Output each entry below as it stands, leaving out every picture.
--- START OF EXERCISE DATA ---
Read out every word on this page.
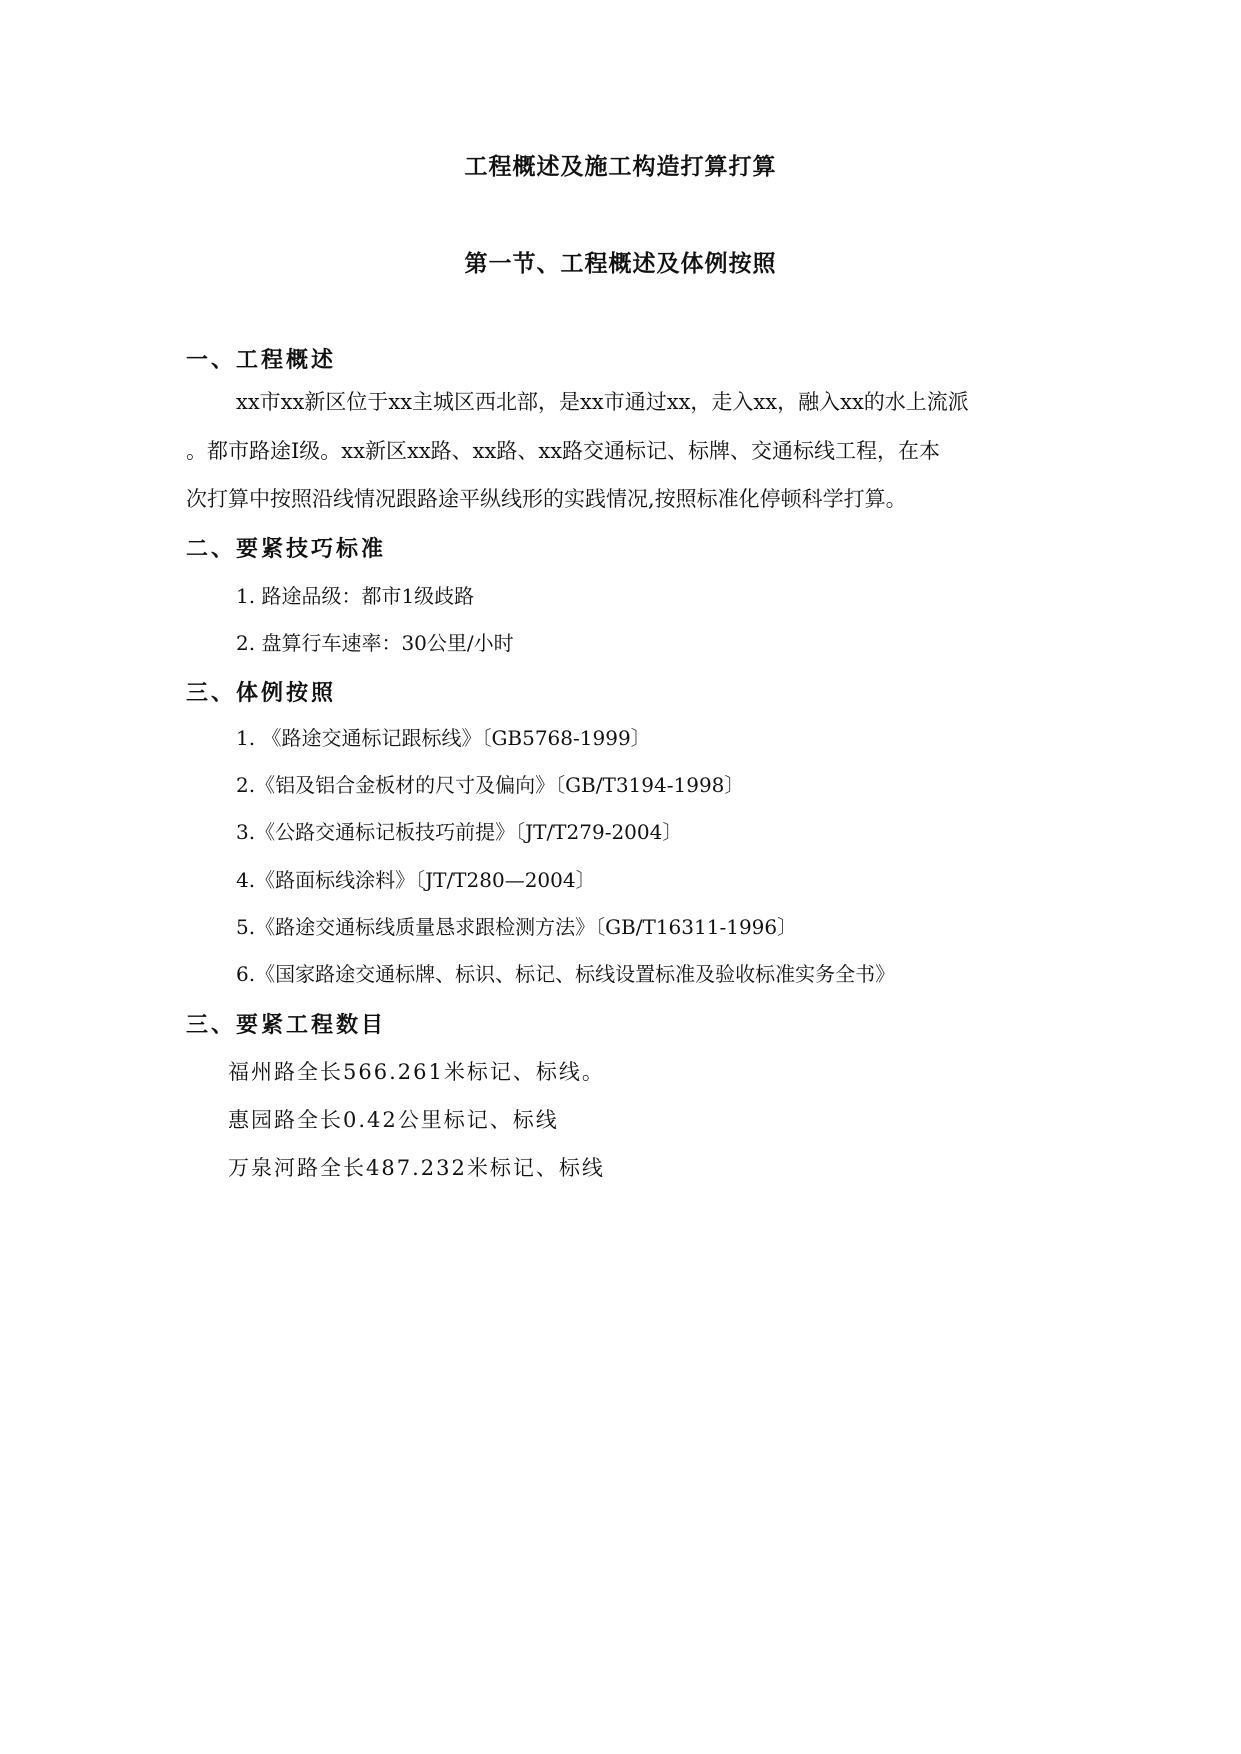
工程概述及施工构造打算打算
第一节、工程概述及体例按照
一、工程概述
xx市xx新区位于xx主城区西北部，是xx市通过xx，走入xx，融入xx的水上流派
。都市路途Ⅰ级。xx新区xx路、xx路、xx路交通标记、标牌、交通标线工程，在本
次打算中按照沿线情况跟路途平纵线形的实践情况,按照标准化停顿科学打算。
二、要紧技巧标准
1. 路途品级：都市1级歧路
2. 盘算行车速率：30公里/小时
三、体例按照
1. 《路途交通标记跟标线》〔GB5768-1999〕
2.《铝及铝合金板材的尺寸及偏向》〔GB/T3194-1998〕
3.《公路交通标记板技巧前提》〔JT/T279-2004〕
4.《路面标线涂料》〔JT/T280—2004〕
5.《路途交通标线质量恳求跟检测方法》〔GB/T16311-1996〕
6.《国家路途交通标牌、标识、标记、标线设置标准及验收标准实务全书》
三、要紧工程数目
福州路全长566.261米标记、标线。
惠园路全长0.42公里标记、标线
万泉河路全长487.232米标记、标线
--- END OF EXERCISE DATA ---
# WRITTEN RESPONSE
Read out every word on this page.
工程概述及施工构造打算打算
第一节、工程概述及体例按照
一、工程概述
xx市xx新区位于xx主城区西北部，是xx市通过xx，走入xx，融入xx的水上流派
。都市路途Ⅰ级。xx新区xx路、xx路、xx路交通标记、标牌、交通标线工程，在本
次打算中按照沿线情况跟路途平纵线形的实践情况,按照标准化停顿科学打算。
二、要紧技巧标准
1. 路途品级：都市1级歧路
2. 盘算行车速率：30公里/小时
三、体例按照
1. 《路途交通标记跟标线》〔GB5768-1999〕
2.《铝及铝合金板材的尺寸及偏向》〔GB/T3194-1998〕
3.《公路交通标记板技巧前提》〔JT/T279-2004〕
4.《路面标线涂料》〔JT/T280—2004〕
5.《路途交通标线质量恳求跟检测方法》〔GB/T16311-1996〕
6.《国家路途交通标牌、标识、标记、标线设置标准及验收标准实务全书》
三、要紧工程数目
福州路全长566.261米标记、标线。
惠园路全长0.42公里标记、标线
万泉河路全长487.232米标记、标线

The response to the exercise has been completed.